>> START Material

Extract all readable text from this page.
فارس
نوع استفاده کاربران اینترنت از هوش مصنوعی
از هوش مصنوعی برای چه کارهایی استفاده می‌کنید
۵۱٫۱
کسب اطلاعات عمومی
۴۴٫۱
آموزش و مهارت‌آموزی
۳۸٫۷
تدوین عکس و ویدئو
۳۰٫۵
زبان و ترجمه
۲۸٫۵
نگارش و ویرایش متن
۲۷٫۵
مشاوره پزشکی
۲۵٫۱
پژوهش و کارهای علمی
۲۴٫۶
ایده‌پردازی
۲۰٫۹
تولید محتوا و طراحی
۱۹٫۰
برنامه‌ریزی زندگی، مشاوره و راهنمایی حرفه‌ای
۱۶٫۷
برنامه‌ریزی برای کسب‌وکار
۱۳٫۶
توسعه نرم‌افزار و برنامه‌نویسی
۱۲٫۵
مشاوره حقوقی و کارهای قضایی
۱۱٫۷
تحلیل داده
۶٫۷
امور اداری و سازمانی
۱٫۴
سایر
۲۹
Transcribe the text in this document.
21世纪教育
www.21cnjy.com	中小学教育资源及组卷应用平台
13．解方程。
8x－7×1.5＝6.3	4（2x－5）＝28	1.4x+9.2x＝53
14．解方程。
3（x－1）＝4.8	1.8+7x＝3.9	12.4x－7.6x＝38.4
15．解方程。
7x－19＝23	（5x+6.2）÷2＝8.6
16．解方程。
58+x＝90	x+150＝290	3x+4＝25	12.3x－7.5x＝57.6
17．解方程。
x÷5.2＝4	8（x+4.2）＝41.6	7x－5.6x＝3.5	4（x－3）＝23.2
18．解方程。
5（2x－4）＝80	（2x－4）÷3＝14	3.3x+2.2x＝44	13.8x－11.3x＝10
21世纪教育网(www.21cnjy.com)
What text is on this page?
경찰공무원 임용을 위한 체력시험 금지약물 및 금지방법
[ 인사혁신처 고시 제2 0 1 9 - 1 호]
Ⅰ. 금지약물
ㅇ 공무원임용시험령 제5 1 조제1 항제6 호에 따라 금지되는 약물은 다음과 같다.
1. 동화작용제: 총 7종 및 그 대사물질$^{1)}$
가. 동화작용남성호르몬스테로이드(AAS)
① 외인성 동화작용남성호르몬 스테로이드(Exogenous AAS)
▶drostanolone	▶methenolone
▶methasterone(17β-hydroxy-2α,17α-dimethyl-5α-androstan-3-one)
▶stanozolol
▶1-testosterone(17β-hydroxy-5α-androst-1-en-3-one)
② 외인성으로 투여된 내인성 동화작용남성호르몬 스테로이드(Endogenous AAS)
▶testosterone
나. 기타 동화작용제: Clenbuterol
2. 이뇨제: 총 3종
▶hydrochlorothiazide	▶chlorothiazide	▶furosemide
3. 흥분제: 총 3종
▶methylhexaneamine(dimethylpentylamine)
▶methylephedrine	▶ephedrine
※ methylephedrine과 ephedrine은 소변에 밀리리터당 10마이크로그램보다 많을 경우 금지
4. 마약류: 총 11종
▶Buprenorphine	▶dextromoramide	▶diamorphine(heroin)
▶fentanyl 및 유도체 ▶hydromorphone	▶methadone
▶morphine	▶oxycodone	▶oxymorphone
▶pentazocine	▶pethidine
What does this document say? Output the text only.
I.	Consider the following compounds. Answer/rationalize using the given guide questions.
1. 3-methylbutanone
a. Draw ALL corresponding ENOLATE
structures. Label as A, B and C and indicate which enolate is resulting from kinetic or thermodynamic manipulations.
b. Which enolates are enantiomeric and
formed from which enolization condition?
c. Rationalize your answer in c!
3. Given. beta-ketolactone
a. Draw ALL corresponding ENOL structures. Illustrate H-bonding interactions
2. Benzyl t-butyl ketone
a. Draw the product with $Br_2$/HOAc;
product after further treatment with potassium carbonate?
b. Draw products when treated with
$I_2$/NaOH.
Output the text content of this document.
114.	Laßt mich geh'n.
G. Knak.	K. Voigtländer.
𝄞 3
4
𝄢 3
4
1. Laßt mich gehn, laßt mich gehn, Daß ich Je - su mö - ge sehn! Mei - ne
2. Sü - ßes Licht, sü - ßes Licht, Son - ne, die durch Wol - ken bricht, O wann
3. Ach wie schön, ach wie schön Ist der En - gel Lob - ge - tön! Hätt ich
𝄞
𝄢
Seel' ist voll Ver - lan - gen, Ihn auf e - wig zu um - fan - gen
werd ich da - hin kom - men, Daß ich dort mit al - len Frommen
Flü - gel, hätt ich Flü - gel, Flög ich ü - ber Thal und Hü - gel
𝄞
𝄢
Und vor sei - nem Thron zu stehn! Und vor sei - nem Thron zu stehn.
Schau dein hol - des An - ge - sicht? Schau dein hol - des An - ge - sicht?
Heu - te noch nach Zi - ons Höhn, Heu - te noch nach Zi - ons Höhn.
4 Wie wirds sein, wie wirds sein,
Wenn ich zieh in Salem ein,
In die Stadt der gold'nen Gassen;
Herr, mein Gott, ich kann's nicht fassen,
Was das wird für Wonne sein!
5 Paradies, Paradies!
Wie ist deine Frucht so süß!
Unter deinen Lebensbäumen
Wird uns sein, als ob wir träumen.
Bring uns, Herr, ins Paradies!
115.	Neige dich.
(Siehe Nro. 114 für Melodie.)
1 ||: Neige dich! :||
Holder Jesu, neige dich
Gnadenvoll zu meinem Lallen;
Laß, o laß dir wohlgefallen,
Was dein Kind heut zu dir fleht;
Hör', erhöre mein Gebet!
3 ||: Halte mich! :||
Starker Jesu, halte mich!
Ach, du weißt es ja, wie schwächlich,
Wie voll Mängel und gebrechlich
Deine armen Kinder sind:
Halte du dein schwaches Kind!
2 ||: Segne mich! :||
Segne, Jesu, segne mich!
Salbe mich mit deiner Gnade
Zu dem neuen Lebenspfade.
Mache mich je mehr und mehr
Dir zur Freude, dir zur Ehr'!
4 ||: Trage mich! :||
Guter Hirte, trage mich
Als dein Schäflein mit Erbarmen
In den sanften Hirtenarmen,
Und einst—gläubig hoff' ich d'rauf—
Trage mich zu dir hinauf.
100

>> END Material

**The problem**
Look through the entries above. Extract each line with the word "استفاده".

**Answer to this task**
نوع استفاده کاربران اینترنت از هوش مصنوعی
از هوش مصنوعی برای چه کارهایی استفاده می‌کنید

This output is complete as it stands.